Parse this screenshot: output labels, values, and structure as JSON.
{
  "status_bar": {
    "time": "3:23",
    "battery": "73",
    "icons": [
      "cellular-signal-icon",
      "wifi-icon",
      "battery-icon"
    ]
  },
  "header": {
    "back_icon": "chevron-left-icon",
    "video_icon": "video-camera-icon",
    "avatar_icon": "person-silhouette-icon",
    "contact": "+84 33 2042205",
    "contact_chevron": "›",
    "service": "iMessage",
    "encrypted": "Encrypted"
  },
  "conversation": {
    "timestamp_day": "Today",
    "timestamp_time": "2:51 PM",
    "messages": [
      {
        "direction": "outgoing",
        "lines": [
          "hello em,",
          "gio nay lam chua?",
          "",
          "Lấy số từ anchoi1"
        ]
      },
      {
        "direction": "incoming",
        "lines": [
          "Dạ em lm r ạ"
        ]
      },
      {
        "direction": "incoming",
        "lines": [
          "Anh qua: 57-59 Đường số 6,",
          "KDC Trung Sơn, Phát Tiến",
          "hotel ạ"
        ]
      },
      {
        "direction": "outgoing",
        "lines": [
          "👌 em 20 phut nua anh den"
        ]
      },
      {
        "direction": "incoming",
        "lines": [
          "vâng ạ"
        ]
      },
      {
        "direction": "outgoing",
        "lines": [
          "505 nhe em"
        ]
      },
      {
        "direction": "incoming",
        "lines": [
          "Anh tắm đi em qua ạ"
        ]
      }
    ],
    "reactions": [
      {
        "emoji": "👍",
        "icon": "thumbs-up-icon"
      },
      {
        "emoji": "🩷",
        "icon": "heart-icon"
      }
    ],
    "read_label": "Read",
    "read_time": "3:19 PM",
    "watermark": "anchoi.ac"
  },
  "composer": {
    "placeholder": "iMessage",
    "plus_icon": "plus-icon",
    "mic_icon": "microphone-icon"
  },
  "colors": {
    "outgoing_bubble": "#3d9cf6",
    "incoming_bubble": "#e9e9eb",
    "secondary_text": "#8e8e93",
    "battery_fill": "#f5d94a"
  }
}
____________________
> [The task] Write down the full listing again, exactly.

> [Solution to this problem]
Parse this screenshot: output labels, values, and structure as JSON.
{
  "status_bar": {
    "time": "3:23",
    "battery": "73",
    "icons": [
      "cellular-signal-icon",
      "wifi-icon",
      "battery-icon"
    ]
  },
  "header": {
    "back_icon": "chevron-left-icon",
    "video_icon": "video-camera-icon",
    "avatar_icon": "person-silhouette-icon",
    "contact": "+84 33 2042205",
    "contact_chevron": "›",
    "service": "iMessage",
    "encrypted": "Encrypted"
  },
  "conversation": {
    "timestamp_day": "Today",
    "timestamp_time": "2:51 PM",
    "messages": [
      {
        "direction": "outgoing",
        "lines": [
          "hello em,",
          "gio nay lam chua?",
          "",
          "Lấy số từ anchoi1"
        ]
      },
      {
        "direction": "incoming",
        "lines": [
          "Dạ em lm r ạ"
        ]
      },
      {
        "direction": "incoming",
        "lines": [
          "Anh qua: 57-59 Đường số 6,",
          "KDC Trung Sơn, Phát Tiến",
          "hotel ạ"
        ]
      },
      {
        "direction": "outgoing",
        "lines": [
          "👌 em 20 phut nua anh den"
        ]
      },
      {
        "direction": "incoming",
        "lines": [
          "vâng ạ"
        ]
      },
      {
        "direction": "outgoing",
        "lines": [
          "505 nhe em"
        ]
      },
      {
        "direction": "incoming",
        "lines": [
          "Anh tắm đi em qua ạ"
        ]
      }
    ],
    "reactions": [
      {
        "emoji": "👍",
        "icon": "thumbs-up-icon"
      },
      {
        "emoji": "🩷",
        "icon": "heart-icon"
      }
    ],
    "read_label": "Read",
    "read_time": "3:19 PM",
    "watermark": "anchoi.ac"
  },
  "composer": {
    "placeholder": "iMessage",
    "plus_icon": "plus-icon",
    "mic_icon": "microphone-icon"
  },
  "colors": {
    "outgoing_bubble": "#3d9cf6",
    "incoming_bubble": "#e9e9eb",
    "secondary_text": "#8e8e93",
    "battery_fill": "#f5d94a"
  }
}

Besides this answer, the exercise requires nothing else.